> **Input rows**
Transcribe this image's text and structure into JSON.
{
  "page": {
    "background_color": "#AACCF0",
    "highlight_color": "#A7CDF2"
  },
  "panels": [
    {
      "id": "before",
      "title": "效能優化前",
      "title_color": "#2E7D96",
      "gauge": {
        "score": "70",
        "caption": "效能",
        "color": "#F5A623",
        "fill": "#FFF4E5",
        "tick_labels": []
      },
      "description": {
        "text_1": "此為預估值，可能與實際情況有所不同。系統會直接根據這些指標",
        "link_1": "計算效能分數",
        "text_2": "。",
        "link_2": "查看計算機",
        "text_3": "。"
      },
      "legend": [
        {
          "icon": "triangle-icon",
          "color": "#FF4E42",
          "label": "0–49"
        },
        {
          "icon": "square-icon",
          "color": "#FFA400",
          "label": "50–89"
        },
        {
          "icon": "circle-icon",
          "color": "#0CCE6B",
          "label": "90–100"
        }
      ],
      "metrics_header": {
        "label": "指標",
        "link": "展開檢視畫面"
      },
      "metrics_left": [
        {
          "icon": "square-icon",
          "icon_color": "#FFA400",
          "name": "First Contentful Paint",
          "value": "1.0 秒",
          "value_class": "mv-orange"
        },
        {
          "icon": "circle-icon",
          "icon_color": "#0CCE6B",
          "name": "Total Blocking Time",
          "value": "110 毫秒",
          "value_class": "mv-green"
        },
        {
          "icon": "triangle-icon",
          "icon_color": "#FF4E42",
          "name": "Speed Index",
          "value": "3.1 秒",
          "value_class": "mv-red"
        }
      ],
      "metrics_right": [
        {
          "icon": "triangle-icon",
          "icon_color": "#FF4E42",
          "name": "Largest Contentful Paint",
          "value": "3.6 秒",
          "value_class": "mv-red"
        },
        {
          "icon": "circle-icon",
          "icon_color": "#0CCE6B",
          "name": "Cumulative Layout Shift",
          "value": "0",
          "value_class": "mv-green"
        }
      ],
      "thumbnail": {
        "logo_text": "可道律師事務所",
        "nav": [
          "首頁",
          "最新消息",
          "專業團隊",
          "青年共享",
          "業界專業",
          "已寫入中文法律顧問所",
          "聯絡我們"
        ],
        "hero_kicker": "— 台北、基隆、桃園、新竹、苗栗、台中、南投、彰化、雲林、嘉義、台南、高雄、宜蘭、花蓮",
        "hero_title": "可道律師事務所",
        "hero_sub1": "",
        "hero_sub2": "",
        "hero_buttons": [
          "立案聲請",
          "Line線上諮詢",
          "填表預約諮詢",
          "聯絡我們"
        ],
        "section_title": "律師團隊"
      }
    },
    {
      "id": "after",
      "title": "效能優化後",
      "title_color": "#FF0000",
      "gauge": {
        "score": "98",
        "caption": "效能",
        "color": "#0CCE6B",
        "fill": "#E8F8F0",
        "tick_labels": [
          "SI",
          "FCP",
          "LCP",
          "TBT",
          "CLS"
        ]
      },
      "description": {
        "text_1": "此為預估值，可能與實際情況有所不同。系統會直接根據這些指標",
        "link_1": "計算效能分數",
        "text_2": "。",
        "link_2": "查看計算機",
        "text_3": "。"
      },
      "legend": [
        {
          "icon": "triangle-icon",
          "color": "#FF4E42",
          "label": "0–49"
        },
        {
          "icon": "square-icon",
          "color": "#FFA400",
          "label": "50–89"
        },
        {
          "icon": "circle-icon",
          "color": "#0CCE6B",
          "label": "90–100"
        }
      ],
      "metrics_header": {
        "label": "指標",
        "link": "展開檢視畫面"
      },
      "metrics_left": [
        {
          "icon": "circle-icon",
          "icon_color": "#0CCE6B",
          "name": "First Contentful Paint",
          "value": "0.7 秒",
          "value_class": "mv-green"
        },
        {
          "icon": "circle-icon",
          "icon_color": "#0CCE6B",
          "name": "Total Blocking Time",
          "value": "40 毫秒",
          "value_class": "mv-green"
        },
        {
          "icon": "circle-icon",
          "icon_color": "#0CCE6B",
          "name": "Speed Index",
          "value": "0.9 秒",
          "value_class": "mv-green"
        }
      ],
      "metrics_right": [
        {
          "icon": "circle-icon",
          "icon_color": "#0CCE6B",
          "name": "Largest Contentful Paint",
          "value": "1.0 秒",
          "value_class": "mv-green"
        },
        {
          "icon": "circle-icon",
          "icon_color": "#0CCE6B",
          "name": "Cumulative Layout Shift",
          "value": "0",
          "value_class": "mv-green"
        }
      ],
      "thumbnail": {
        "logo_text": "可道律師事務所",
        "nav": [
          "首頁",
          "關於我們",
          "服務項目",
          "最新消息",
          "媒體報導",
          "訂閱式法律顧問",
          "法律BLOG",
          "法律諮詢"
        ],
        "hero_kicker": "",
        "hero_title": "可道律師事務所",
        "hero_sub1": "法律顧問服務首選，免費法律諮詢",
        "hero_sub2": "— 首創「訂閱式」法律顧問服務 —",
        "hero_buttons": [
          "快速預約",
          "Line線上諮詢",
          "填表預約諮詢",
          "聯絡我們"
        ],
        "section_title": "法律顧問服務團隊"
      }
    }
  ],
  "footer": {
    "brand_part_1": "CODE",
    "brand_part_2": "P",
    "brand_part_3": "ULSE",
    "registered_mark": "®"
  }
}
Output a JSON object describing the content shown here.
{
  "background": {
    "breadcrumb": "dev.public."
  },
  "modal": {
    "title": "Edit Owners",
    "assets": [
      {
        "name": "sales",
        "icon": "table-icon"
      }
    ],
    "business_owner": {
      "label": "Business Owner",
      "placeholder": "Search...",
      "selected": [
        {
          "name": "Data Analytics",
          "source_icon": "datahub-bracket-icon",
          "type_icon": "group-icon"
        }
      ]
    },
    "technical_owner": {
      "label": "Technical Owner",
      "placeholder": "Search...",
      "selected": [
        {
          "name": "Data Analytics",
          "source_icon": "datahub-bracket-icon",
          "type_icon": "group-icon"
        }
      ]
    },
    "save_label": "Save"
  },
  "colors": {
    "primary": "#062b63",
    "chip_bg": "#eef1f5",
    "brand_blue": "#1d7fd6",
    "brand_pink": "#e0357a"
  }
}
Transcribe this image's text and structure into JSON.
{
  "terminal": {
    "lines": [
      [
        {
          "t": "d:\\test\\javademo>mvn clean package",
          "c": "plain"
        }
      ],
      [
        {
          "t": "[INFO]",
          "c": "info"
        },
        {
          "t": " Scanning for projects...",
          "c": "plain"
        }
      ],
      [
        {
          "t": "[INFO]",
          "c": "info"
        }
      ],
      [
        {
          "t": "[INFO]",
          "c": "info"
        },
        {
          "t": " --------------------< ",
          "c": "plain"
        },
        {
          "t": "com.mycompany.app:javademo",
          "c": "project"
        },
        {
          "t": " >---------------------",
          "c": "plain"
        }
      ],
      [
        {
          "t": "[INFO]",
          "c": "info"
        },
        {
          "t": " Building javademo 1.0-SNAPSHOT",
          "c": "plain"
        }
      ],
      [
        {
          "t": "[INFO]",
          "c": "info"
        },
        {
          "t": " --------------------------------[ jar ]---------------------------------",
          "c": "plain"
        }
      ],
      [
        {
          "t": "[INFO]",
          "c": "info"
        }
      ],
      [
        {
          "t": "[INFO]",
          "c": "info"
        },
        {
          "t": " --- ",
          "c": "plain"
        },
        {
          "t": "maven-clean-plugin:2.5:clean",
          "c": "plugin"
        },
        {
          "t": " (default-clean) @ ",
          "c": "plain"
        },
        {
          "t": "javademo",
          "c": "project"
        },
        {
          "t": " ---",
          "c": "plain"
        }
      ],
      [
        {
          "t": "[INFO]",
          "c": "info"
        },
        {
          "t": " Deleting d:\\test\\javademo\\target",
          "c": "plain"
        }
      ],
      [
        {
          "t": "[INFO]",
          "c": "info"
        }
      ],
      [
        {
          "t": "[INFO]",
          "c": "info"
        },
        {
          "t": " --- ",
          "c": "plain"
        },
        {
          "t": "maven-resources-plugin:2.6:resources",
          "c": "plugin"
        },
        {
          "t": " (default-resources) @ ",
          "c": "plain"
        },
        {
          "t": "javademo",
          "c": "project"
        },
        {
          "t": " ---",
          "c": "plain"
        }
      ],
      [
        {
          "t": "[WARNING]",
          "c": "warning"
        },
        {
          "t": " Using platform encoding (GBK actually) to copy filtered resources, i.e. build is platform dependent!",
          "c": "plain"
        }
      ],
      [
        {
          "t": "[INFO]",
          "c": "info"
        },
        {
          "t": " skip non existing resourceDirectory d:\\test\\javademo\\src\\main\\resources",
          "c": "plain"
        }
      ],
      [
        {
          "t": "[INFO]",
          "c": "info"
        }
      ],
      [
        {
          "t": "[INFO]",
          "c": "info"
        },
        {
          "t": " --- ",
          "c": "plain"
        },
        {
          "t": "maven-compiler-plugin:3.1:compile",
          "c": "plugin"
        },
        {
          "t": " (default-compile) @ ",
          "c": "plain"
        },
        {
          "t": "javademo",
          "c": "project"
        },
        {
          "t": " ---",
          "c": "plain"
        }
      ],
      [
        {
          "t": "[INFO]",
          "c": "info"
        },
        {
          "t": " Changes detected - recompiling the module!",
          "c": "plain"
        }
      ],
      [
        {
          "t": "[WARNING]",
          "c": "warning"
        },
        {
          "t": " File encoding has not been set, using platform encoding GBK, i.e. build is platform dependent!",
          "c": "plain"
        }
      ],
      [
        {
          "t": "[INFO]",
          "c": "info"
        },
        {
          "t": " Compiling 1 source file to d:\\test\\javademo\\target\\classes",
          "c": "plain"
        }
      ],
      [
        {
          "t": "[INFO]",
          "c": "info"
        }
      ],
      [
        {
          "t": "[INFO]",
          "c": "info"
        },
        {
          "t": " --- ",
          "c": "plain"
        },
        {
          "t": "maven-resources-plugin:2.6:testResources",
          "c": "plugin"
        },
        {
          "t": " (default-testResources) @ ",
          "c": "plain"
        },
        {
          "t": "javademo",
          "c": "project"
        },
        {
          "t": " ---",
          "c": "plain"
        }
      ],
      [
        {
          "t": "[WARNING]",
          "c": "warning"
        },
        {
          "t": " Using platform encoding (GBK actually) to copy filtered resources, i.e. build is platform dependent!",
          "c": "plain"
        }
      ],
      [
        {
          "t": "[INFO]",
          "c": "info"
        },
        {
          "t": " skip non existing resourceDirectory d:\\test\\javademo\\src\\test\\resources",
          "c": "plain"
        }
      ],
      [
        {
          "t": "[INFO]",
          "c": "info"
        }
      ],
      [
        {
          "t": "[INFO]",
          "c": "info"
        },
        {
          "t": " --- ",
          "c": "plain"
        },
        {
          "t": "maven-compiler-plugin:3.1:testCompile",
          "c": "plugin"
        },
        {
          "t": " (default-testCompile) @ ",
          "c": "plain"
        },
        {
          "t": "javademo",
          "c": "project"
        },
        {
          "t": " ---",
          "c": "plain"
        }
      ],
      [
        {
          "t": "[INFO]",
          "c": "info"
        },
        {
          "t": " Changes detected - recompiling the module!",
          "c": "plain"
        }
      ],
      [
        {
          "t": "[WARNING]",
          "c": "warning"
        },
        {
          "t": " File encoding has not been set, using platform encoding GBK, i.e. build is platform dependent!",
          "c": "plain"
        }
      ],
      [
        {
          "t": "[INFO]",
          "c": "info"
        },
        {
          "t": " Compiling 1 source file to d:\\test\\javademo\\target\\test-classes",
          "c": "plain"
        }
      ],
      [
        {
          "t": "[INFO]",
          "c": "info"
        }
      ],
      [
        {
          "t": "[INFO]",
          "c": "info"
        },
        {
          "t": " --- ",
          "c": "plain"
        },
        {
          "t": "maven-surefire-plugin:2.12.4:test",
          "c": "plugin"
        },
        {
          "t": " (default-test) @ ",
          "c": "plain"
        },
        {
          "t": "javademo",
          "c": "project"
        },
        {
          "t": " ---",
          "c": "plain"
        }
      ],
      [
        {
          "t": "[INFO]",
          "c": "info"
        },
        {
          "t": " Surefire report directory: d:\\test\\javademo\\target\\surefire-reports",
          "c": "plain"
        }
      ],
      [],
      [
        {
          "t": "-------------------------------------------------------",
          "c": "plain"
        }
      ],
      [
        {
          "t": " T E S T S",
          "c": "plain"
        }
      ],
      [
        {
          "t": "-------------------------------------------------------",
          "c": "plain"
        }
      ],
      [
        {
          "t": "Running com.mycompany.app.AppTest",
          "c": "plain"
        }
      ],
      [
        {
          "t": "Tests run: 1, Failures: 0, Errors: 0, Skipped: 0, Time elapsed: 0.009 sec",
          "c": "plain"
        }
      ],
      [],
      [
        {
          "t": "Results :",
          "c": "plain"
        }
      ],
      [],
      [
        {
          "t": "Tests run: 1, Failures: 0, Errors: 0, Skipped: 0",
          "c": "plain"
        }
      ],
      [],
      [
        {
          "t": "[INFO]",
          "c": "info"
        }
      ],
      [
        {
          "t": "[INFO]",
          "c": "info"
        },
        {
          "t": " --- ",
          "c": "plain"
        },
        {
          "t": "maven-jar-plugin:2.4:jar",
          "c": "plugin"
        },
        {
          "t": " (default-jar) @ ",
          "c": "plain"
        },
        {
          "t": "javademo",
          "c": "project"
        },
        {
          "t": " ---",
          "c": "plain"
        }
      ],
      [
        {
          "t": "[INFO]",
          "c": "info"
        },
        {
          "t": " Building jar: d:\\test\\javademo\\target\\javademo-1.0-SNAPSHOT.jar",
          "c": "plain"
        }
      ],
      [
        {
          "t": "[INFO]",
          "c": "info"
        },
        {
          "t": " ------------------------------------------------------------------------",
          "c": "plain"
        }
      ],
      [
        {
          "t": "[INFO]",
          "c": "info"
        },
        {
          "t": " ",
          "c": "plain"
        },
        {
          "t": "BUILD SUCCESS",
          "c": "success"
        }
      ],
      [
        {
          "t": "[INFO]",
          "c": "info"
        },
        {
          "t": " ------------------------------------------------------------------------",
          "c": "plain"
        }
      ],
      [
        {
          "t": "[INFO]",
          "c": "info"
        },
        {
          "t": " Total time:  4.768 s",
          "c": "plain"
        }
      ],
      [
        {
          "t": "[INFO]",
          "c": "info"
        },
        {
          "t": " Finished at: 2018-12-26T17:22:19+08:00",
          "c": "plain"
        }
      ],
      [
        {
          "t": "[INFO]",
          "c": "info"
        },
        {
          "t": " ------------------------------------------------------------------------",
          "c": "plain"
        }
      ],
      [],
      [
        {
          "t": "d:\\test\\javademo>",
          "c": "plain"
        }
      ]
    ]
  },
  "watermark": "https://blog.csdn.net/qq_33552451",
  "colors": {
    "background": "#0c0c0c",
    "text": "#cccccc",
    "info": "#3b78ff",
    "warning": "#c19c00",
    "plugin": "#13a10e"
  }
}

> **Short task**
Take every line containing the word "Failures" and copy it.

> **Solution to the exercise**
          "t": "Tests run: 1, Failures: 0, Errors: 0, Skipped: 0, Time elapsed: 0.009 sec",
          "t": "Tests run: 1, Failures: 0, Errors: 0, Skipped: 0",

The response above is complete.